The task »
Print all records exactly, leaving nothing out.

Stored data
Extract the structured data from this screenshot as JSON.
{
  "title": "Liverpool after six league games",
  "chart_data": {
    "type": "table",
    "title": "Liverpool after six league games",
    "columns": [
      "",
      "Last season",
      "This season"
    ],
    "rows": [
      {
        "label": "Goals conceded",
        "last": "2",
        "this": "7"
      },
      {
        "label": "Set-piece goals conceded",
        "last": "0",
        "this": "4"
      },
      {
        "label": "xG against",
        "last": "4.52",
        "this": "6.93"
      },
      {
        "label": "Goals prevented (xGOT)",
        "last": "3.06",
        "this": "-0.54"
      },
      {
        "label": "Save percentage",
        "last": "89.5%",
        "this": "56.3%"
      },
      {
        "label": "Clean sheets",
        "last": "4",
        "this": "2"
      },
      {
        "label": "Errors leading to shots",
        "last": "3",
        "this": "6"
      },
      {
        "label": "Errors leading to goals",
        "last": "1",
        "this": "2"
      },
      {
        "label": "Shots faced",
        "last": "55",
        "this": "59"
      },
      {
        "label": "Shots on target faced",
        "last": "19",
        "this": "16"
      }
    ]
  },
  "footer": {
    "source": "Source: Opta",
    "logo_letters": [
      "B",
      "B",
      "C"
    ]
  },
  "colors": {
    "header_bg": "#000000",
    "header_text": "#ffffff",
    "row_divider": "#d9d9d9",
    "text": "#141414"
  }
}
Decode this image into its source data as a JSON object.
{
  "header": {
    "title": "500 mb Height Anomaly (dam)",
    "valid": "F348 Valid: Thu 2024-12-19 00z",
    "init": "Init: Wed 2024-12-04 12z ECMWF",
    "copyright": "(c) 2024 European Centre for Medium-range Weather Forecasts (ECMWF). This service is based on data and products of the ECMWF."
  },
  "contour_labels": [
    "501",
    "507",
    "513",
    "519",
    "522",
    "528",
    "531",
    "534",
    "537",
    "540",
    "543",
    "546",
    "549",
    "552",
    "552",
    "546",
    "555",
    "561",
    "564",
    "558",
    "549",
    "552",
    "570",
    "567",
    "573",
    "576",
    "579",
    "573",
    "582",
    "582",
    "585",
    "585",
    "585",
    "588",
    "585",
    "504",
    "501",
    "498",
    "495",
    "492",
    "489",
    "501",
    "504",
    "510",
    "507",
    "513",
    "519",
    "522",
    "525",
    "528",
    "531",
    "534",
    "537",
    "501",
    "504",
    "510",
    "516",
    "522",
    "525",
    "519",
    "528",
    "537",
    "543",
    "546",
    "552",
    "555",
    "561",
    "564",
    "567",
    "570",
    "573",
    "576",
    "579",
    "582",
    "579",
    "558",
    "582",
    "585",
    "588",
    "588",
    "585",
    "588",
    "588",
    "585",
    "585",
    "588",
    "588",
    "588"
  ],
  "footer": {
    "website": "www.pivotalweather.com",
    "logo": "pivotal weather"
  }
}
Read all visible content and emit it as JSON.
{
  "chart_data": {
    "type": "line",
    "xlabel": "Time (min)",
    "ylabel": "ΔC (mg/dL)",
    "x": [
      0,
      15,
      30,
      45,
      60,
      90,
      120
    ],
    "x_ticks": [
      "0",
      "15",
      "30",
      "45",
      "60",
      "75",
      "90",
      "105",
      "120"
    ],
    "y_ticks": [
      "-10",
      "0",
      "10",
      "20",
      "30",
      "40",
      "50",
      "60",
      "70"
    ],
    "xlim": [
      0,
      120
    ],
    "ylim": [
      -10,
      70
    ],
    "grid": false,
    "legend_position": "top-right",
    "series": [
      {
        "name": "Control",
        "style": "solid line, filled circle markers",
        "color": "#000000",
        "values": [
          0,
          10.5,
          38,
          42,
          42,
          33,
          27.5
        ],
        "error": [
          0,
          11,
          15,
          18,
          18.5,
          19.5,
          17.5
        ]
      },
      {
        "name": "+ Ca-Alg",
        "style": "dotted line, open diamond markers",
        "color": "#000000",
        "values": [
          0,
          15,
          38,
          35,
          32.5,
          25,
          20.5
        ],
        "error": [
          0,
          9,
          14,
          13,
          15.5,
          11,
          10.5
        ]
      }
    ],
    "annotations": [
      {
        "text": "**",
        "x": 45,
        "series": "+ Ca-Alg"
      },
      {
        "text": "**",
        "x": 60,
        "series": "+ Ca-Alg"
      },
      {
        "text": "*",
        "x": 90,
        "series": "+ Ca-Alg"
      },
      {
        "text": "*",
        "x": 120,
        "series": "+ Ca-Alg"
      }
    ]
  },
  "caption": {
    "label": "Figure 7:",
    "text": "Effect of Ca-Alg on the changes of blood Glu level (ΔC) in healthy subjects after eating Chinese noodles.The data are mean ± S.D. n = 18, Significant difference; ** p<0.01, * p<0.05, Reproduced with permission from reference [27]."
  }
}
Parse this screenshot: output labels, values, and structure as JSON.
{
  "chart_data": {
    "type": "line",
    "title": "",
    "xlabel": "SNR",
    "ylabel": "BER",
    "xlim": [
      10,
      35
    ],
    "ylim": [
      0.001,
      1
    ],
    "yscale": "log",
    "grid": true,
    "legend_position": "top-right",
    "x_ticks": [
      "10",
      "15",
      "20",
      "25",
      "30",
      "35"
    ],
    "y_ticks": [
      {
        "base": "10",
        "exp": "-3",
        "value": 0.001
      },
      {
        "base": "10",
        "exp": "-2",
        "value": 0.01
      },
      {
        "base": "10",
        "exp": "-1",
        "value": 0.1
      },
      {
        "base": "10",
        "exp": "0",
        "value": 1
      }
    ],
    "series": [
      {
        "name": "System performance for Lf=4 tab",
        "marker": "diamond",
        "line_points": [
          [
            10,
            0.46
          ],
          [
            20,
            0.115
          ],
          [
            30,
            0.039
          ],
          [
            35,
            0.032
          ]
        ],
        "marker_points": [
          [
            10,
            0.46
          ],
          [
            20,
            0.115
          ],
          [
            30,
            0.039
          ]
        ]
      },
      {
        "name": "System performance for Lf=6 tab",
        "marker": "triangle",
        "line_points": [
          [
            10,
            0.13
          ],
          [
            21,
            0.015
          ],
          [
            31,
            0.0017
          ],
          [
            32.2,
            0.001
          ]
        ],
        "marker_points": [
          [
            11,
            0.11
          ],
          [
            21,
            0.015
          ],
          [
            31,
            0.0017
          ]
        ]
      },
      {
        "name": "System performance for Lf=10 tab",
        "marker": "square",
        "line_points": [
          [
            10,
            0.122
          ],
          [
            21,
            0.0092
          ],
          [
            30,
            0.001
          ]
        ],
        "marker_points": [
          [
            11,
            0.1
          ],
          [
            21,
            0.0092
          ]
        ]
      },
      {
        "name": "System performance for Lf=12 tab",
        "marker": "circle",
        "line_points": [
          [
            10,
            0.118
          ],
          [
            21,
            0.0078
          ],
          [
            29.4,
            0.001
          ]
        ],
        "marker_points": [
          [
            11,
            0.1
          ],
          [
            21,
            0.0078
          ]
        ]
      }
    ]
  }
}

Complete output »
Extract the structured data from this screenshot as JSON.
{
  "title": "Liverpool after six league games",
  "chart_data": {
    "type": "table",
    "title": "Liverpool after six league games",
    "columns": [
      "",
      "Last season",
      "This season"
    ],
    "rows": [
      {
        "label": "Goals conceded",
        "last": "2",
        "this": "7"
      },
      {
        "label": "Set-piece goals conceded",
        "last": "0",
        "this": "4"
      },
      {
        "label": "xG against",
        "last": "4.52",
        "this": "6.93"
      },
      {
        "label": "Goals prevented (xGOT)",
        "last": "3.06",
        "this": "-0.54"
      },
      {
        "label": "Save percentage",
        "last": "89.5%",
        "this": "56.3%"
      },
      {
        "label": "Clean sheets",
        "last": "4",
        "this": "2"
      },
      {
        "label": "Errors leading to shots",
        "last": "3",
        "this": "6"
      },
      {
        "label": "Errors leading to goals",
        "last": "1",
        "this": "2"
      },
      {
        "label": "Shots faced",
        "last": "55",
        "this": "59"
      },
      {
        "label": "Shots on target faced",
        "last": "19",
        "this": "16"
      }
    ]
  },
  "footer": {
    "source": "Source: Opta",
    "logo_letters": [
      "B",
      "B",
      "C"
    ]
  },
  "colors": {
    "header_bg": "#000000",
    "header_text": "#ffffff",
    "row_divider": "#d9d9d9",
    "text": "#141414"
  }
}
Decode this image into its source data as a JSON object.
{
  "header": {
    "title": "500 mb Height Anomaly (dam)",
    "valid": "F348 Valid: Thu 2024-12-19 00z",
    "init": "Init: Wed 2024-12-04 12z ECMWF",
    "copyright": "(c) 2024 European Centre for Medium-range Weather Forecasts (ECMWF). This service is based on data and products of the ECMWF."
  },
  "contour_labels": [
    "501",
    "507",
    "513",
    "519",
    "522",
    "528",
    "531",
    "534",
    "537",
    "540",
    "543",
    "546",
    "549",
    "552",
    "552",
    "546",
    "555",
    "561",
    "564",
    "558",
    "549",
    "552",
    "570",
    "567",
    "573",
    "576",
    "579",
    "573",
    "582",
    "582",
    "585",
    "585",
    "585",
    "588",
    "585",
    "504",
    "501",
    "498",
    "495",
    "492",
    "489",
    "501",
    "504",
    "510",
    "507",
    "513",
    "519",
    "522",
    "525",
    "528",
    "531",
    "534",
    "537",
    "501",
    "504",
    "510",
    "516",
    "522",
    "525",
    "519",
    "528",
    "537",
    "543",
    "546",
    "552",
    "555",
    "561",
    "564",
    "567",
    "570",
    "573",
    "576",
    "579",
    "582",
    "579",
    "558",
    "582",
    "585",
    "588",
    "588",
    "585",
    "588",
    "588",
    "585",
    "585",
    "588",
    "588",
    "588"
  ],
  "footer": {
    "website": "www.pivotalweather.com",
    "logo": "pivotal weather"
  }
}
Read all visible content and emit it as JSON.
{
  "chart_data": {
    "type": "line",
    "xlabel": "Time (min)",
    "ylabel": "ΔC (mg/dL)",
    "x": [
      0,
      15,
      30,
      45,
      60,
      90,
      120
    ],
    "x_ticks": [
      "0",
      "15",
      "30",
      "45",
      "60",
      "75",
      "90",
      "105",
      "120"
    ],
    "y_ticks": [
      "-10",
      "0",
      "10",
      "20",
      "30",
      "40",
      "50",
      "60",
      "70"
    ],
    "xlim": [
      0,
      120
    ],
    "ylim": [
      -10,
      70
    ],
    "grid": false,
    "legend_position": "top-right",
    "series": [
      {
        "name": "Control",
        "style": "solid line, filled circle markers",
        "color": "#000000",
        "values": [
          0,
          10.5,
          38,
          42,
          42,
          33,
          27.5
        ],
        "error": [
          0,
          11,
          15,
          18,
          18.5,
          19.5,
          17.5
        ]
      },
      {
        "name": "+ Ca-Alg",
        "style": "dotted line, open diamond markers",
        "color": "#000000",
        "values": [
          0,
          15,
          38,
          35,
          32.5,
          25,
          20.5
        ],
        "error": [
          0,
          9,
          14,
          13,
          15.5,
          11,
          10.5
        ]
      }
    ],
    "annotations": [
      {
        "text": "**",
        "x": 45,
        "series": "+ Ca-Alg"
      },
      {
        "text": "**",
        "x": 60,
        "series": "+ Ca-Alg"
      },
      {
        "text": "*",
        "x": 90,
        "series": "+ Ca-Alg"
      },
      {
        "text": "*",
        "x": 120,
        "series": "+ Ca-Alg"
      }
    ]
  },
  "caption": {
    "label": "Figure 7:",
    "text": "Effect of Ca-Alg on the changes of blood Glu level (ΔC) in healthy subjects after eating Chinese noodles.The data are mean ± S.D. n = 18, Significant difference; ** p<0.01, * p<0.05, Reproduced with permission from reference [27]."
  }
}
Parse this screenshot: output labels, values, and structure as JSON.
{
  "chart_data": {
    "type": "line",
    "title": "",
    "xlabel": "SNR",
    "ylabel": "BER",
    "xlim": [
      10,
      35
    ],
    "ylim": [
      0.001,
      1
    ],
    "yscale": "log",
    "grid": true,
    "legend_position": "top-right",
    "x_ticks": [
      "10",
      "15",
      "20",
      "25",
      "30",
      "35"
    ],
    "y_ticks": [
      {
        "base": "10",
        "exp": "-3",
        "value": 0.001
      },
      {
        "base": "10",
        "exp": "-2",
        "value": 0.01
      },
      {
        "base": "10",
        "exp": "-1",
        "value": 0.1
      },
      {
        "base": "10",
        "exp": "0",
        "value": 1
      }
    ],
    "series": [
      {
        "name": "System performance for Lf=4 tab",
        "marker": "diamond",
        "line_points": [
          [
            10,
            0.46
          ],
          [
            20,
            0.115
          ],
          [
            30,
            0.039
          ],
          [
            35,
            0.032
          ]
        ],
        "marker_points": [
          [
            10,
            0.46
          ],
          [
            20,
            0.115
          ],
          [
            30,
            0.039
          ]
        ]
      },
      {
        "name": "System performance for Lf=6 tab",
        "marker": "triangle",
        "line_points": [
          [
            10,
            0.13
          ],
          [
            21,
            0.015
          ],
          [
            31,
            0.0017
          ],
          [
            32.2,
            0.001
          ]
        ],
        "marker_points": [
          [
            11,
            0.11
          ],
          [
            21,
            0.015
          ],
          [
            31,
            0.0017
          ]
        ]
      },
      {
        "name": "System performance for Lf=10 tab",
        "marker": "square",
        "line_points": [
          [
            10,
            0.122
          ],
          [
            21,
            0.0092
          ],
          [
            30,
            0.001
          ]
        ],
        "marker_points": [
          [
            11,
            0.1
          ],
          [
            21,
            0.0092
          ]
        ]
      },
      {
        "name": "System performance for Lf=12 tab",
        "marker": "circle",
        "line_points": [
          [
            10,
            0.118
          ],
          [
            21,
            0.0078
          ],
          [
            29.4,
            0.001
          ]
        ],
        "marker_points": [
          [
            11,
            0.1
          ],
          [
            21,
            0.0078
          ]
        ]
      }
    ]
  }
}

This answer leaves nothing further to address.